**What you will do:**
Pull out every line below that holds the word "ylabel".

**Records for this exercise:**
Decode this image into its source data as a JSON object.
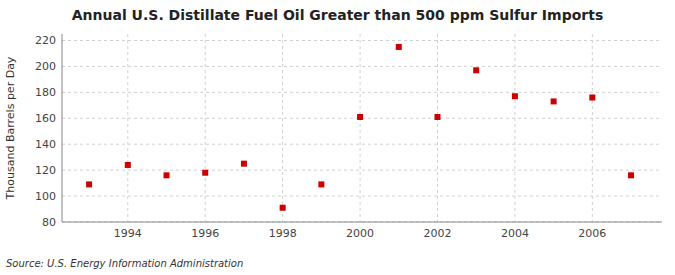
{
  "chart_data": {
    "type": "scatter",
    "title": "Annual U.S. Distillate Fuel Oil Greater than 500 ppm Sulfur Imports",
    "ylabel": "Thousand Barrels per Day",
    "source": "Source: U.S. Energy Information Administration",
    "x": [
      1993,
      1994,
      1995,
      1996,
      1997,
      1998,
      1999,
      2000,
      2001,
      2002,
      2003,
      2004,
      2005,
      2006,
      2007
    ],
    "values": [
      109,
      124,
      116,
      118,
      125,
      91,
      109,
      161,
      215,
      161,
      197,
      177,
      173,
      176,
      116
    ],
    "color": "#cc0000",
    "marker": "square",
    "xlim": [
      1992.3,
      2007.8
    ],
    "xticks": [
      1994,
      1996,
      1998,
      2000,
      2002,
      2004,
      2006
    ],
    "ylim": [
      80,
      225
    ],
    "yticks": [
      80,
      100,
      120,
      140,
      160,
      180,
      200,
      220
    ],
    "grid": true
  }
}
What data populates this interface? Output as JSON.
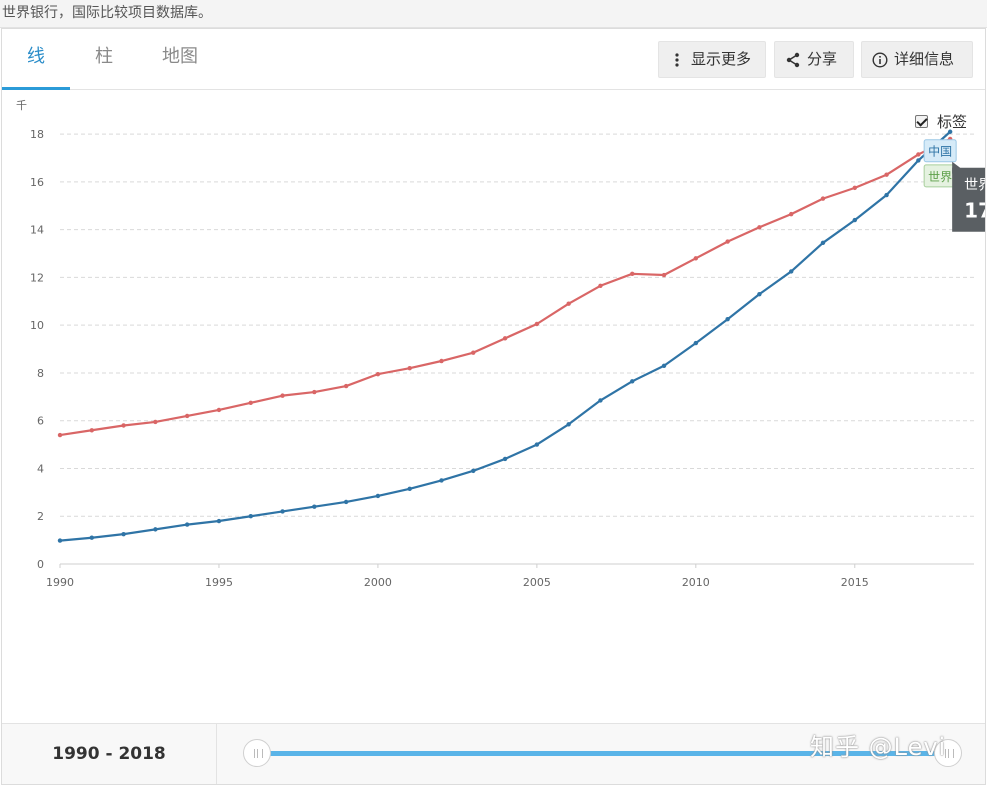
{
  "source_text": "世界银行，国际比较项目数据库。",
  "tabs": [
    {
      "label": "线"
    },
    {
      "label": "柱"
    },
    {
      "label": "地图"
    }
  ],
  "toolbar": {
    "more_label": "显示更多",
    "share_label": "分享",
    "details_label": "详细信息"
  },
  "label_toggle": {
    "label": "标签",
    "checked": true
  },
  "tooltip": {
    "china_tag": "中国",
    "world_tag": "世界",
    "title": "世界",
    "value": "17"
  },
  "footer": {
    "range_label": "1990 - 2018"
  },
  "watermark": "知乎 @Levi",
  "colors": {
    "china": "#2f74a6",
    "world": "#d96666",
    "accent": "#2b9bd8"
  },
  "chart_data": {
    "type": "line",
    "ylabel": "千",
    "xlim": [
      1990,
      2018
    ],
    "ylim": [
      0,
      18
    ],
    "yticks": [
      0,
      2,
      4,
      6,
      8,
      10,
      12,
      14,
      16,
      18
    ],
    "xticks": [
      1990,
      1995,
      2000,
      2005,
      2010,
      2015
    ],
    "x": [
      1990,
      1991,
      1992,
      1993,
      1994,
      1995,
      1996,
      1997,
      1998,
      1999,
      2000,
      2001,
      2002,
      2003,
      2004,
      2005,
      2006,
      2007,
      2008,
      2009,
      2010,
      2011,
      2012,
      2013,
      2014,
      2015,
      2016,
      2017,
      2018
    ],
    "series": [
      {
        "name": "世界",
        "color": "#d96666",
        "values": [
          5.4,
          5.6,
          5.8,
          5.95,
          6.2,
          6.45,
          6.75,
          7.05,
          7.2,
          7.45,
          7.95,
          8.2,
          8.5,
          8.85,
          9.45,
          10.05,
          10.9,
          11.65,
          12.15,
          12.1,
          12.8,
          13.5,
          14.1,
          14.65,
          15.3,
          15.75,
          16.3,
          17.15,
          17.8
        ]
      },
      {
        "name": "中国",
        "color": "#2f74a6",
        "values": [
          0.98,
          1.1,
          1.25,
          1.45,
          1.65,
          1.8,
          2.0,
          2.2,
          2.4,
          2.6,
          2.85,
          3.15,
          3.5,
          3.9,
          4.4,
          5.0,
          5.85,
          6.85,
          7.65,
          8.3,
          9.25,
          10.25,
          11.3,
          12.25,
          13.45,
          14.4,
          15.45,
          16.9,
          18.1
        ]
      }
    ]
  }
}
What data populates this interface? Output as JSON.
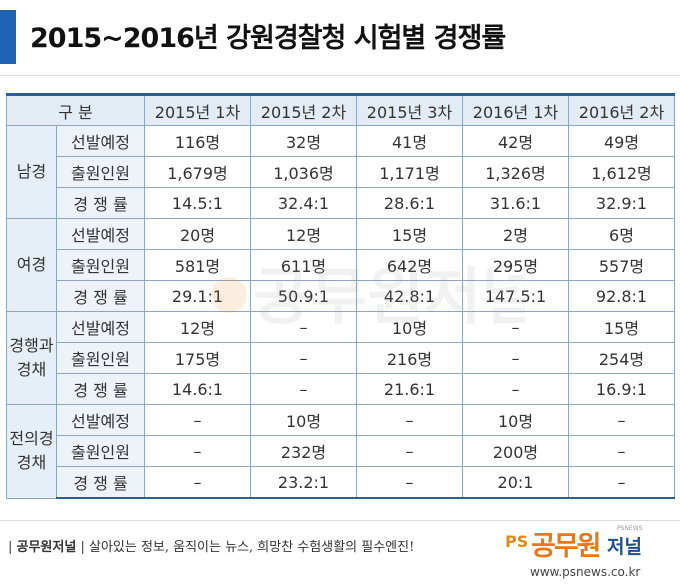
{
  "title": "2015~2016년 강원경찰청 시험별 경쟁률",
  "colors": {
    "accent": "#1e63b4",
    "header_bg": "#e3ecf5",
    "group_bg": "#e6eef7",
    "border": "#8da6c2",
    "logo_orange": "#e6781a",
    "logo_blue": "#1d4f8c"
  },
  "table": {
    "corner": "구 분",
    "columns": [
      "2015년 1차",
      "2015년 2차",
      "2015년 3차",
      "2016년 1차",
      "2016년 2차"
    ],
    "groups": [
      {
        "name": "남경",
        "rows": [
          {
            "label": "선발예정",
            "values": [
              "116명",
              "32명",
              "41명",
              "42명",
              "49명"
            ]
          },
          {
            "label": "출원인원",
            "values": [
              "1,679명",
              "1,036명",
              "1,171명",
              "1,326명",
              "1,612명"
            ]
          },
          {
            "label": "경 쟁 률",
            "values": [
              "14.5:1",
              "32.4:1",
              "28.6:1",
              "31.6:1",
              "32.9:1"
            ]
          }
        ]
      },
      {
        "name": "여경",
        "rows": [
          {
            "label": "선발예정",
            "values": [
              "20명",
              "12명",
              "15명",
              "2명",
              "6명"
            ]
          },
          {
            "label": "출원인원",
            "values": [
              "581명",
              "611명",
              "642명",
              "295명",
              "557명"
            ]
          },
          {
            "label": "경 쟁 률",
            "values": [
              "29.1:1",
              "50.9:1",
              "42.8:1",
              "147.5:1",
              "92.8:1"
            ]
          }
        ]
      },
      {
        "name": "경행과 경채",
        "rows": [
          {
            "label": "선발예정",
            "values": [
              "12명",
              "–",
              "10명",
              "–",
              "15명"
            ]
          },
          {
            "label": "출원인원",
            "values": [
              "175명",
              "–",
              "216명",
              "–",
              "254명"
            ]
          },
          {
            "label": "경 쟁 률",
            "values": [
              "14.6:1",
              "–",
              "21.6:1",
              "–",
              "16.9:1"
            ]
          }
        ]
      },
      {
        "name": "전의경 경채",
        "rows": [
          {
            "label": "선발예정",
            "values": [
              "–",
              "10명",
              "–",
              "10명",
              "–"
            ]
          },
          {
            "label": "출원인원",
            "values": [
              "–",
              "232명",
              "–",
              "200명",
              "–"
            ]
          },
          {
            "label": "경 쟁 률",
            "values": [
              "–",
              "23.2:1",
              "–",
              "20:1",
              "–"
            ]
          }
        ]
      }
    ]
  },
  "footer": {
    "brand": "공무원저널",
    "slogan": "살아있는 정보, 움직이는 뉴스, 희망찬 수험생활의 필수엔진!",
    "logo_ps": "PS",
    "logo_main": "공무원",
    "logo_sub": "저널",
    "logo_tag": "PSNEWS",
    "url": "www.psnews.co.kr"
  }
}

**Output for this task:**
    "ylabel": "Thousand Barrels per Day",
    "ylabel": "千",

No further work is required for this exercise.